[Stored data]

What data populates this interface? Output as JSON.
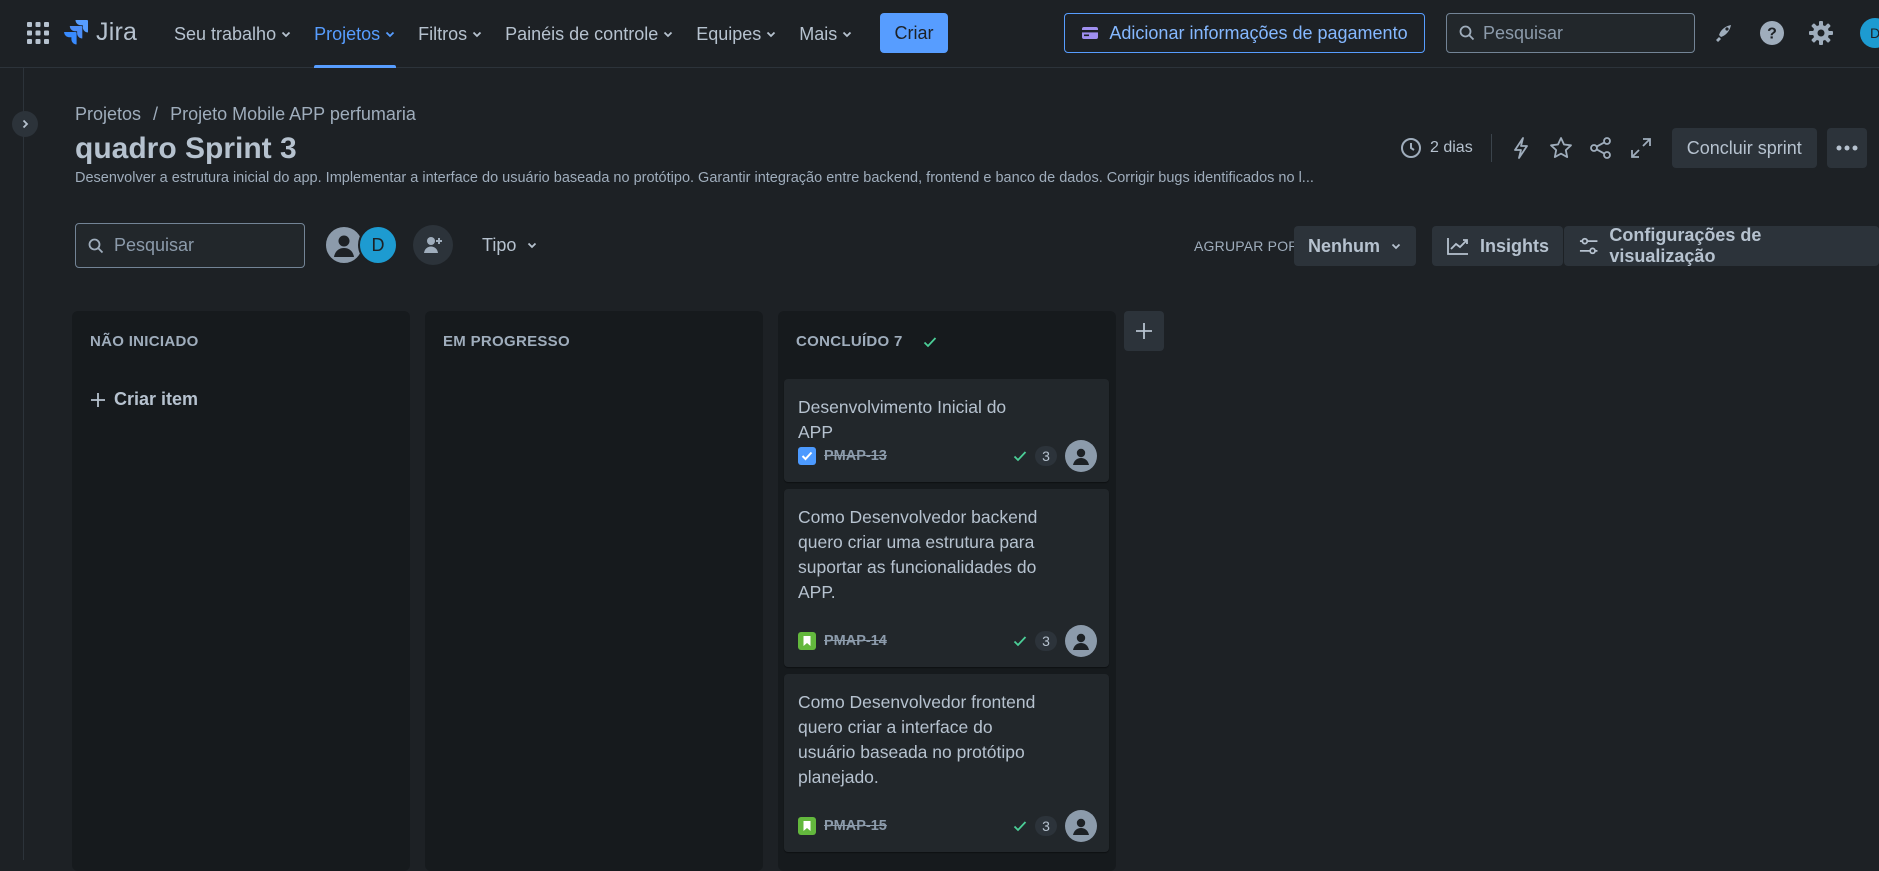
{
  "topnav": {
    "logo": "Jira",
    "items": [
      {
        "label": "Seu trabalho"
      },
      {
        "label": "Projetos"
      },
      {
        "label": "Filtros"
      },
      {
        "label": "Painéis de controle"
      },
      {
        "label": "Equipes"
      },
      {
        "label": "Mais"
      }
    ],
    "active_item": "Projetos",
    "create_label": "Criar",
    "payment_label": "Adicionar informações de pagamento",
    "search_placeholder": "Pesquisar",
    "avatar_initial": "D",
    "icons": [
      "app-switcher-icon",
      "notifications-icon",
      "help-icon",
      "settings-icon"
    ]
  },
  "breadcrumb": {
    "root": "Projetos",
    "separator": "/",
    "project": "Projeto Mobile APP perfumaria"
  },
  "header": {
    "title": "quadro Sprint 3",
    "description": "Desenvolver a estrutura inicial do app. Implementar a interface do usuário baseada no protótipo. Garantir integração entre backend, frontend e banco de dados. Corrigir bugs identificados no l...",
    "time_remaining": "2 dias",
    "complete_sprint_label": "Concluir sprint"
  },
  "toolbar": {
    "search_placeholder": "Pesquisar",
    "avatar_initial": "D",
    "type_label": "Tipo",
    "group_by_label": "AGRUPAR POR",
    "group_by_value": "Nenhum",
    "insights_label": "Insights",
    "view_settings_label": "Configurações de visualização"
  },
  "columns": [
    {
      "title": "NÃO INICIADO",
      "create_label": "Criar item"
    },
    {
      "title": "EM PROGRESSO"
    },
    {
      "title": "CONCLUÍDO 7"
    }
  ],
  "cards": [
    {
      "title": "Desenvolvimento Inicial do APP",
      "key": "PMAP-13",
      "type": "task",
      "estimate": "3"
    },
    {
      "title": "Como Desenvolvedor backend quero criar uma estrutura para suportar as funcionalidades do APP.",
      "key": "PMAP-14",
      "type": "story",
      "estimate": "3"
    },
    {
      "title": "Como Desenvolvedor frontend quero criar a interface do usuário baseada no protótipo planejado.",
      "key": "PMAP-15",
      "type": "story",
      "estimate": "3"
    }
  ],
  "colors": {
    "background": "#1d2125",
    "accent": "#579dff",
    "column": "#161a1d",
    "card": "#22272b",
    "done_check": "#4bce97",
    "story_icon": "#63b83d",
    "task_icon": "#4c9aff"
  }
}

* **WORK INSTRUCTIONS**: Drop the images and repeat the data exactly.

* **ANSWER TO THIS TASK**:
What data populates this interface? Output as JSON.
{
  "topnav": {
    "logo": "Jira",
    "items": [
      {
        "label": "Seu trabalho"
      },
      {
        "label": "Projetos"
      },
      {
        "label": "Filtros"
      },
      {
        "label": "Painéis de controle"
      },
      {
        "label": "Equipes"
      },
      {
        "label": "Mais"
      }
    ],
    "active_item": "Projetos",
    "create_label": "Criar",
    "payment_label": "Adicionar informações de pagamento",
    "search_placeholder": "Pesquisar",
    "avatar_initial": "D",
    "icons": [
      "app-switcher-icon",
      "notifications-icon",
      "help-icon",
      "settings-icon"
    ]
  },
  "breadcrumb": {
    "root": "Projetos",
    "separator": "/",
    "project": "Projeto Mobile APP perfumaria"
  },
  "header": {
    "title": "quadro Sprint 3",
    "description": "Desenvolver a estrutura inicial do app. Implementar a interface do usuário baseada no protótipo. Garantir integração entre backend, frontend e banco de dados. Corrigir bugs identificados no l...",
    "time_remaining": "2 dias",
    "complete_sprint_label": "Concluir sprint"
  },
  "toolbar": {
    "search_placeholder": "Pesquisar",
    "avatar_initial": "D",
    "type_label": "Tipo",
    "group_by_label": "AGRUPAR POR",
    "group_by_value": "Nenhum",
    "insights_label": "Insights",
    "view_settings_label": "Configurações de visualização"
  },
  "columns": [
    {
      "title": "NÃO INICIADO",
      "create_label": "Criar item"
    },
    {
      "title": "EM PROGRESSO"
    },
    {
      "title": "CONCLUÍDO 7"
    }
  ],
  "cards": [
    {
      "title": "Desenvolvimento Inicial do APP",
      "key": "PMAP-13",
      "type": "task",
      "estimate": "3"
    },
    {
      "title": "Como Desenvolvedor backend quero criar uma estrutura para suportar as funcionalidades do APP.",
      "key": "PMAP-14",
      "type": "story",
      "estimate": "3"
    },
    {
      "title": "Como Desenvolvedor frontend quero criar a interface do usuário baseada no protótipo planejado.",
      "key": "PMAP-15",
      "type": "story",
      "estimate": "3"
    }
  ],
  "colors": {
    "background": "#1d2125",
    "accent": "#579dff",
    "column": "#161a1d",
    "card": "#22272b",
    "done_check": "#4bce97",
    "story_icon": "#63b83d",
    "task_icon": "#4c9aff"
  }
}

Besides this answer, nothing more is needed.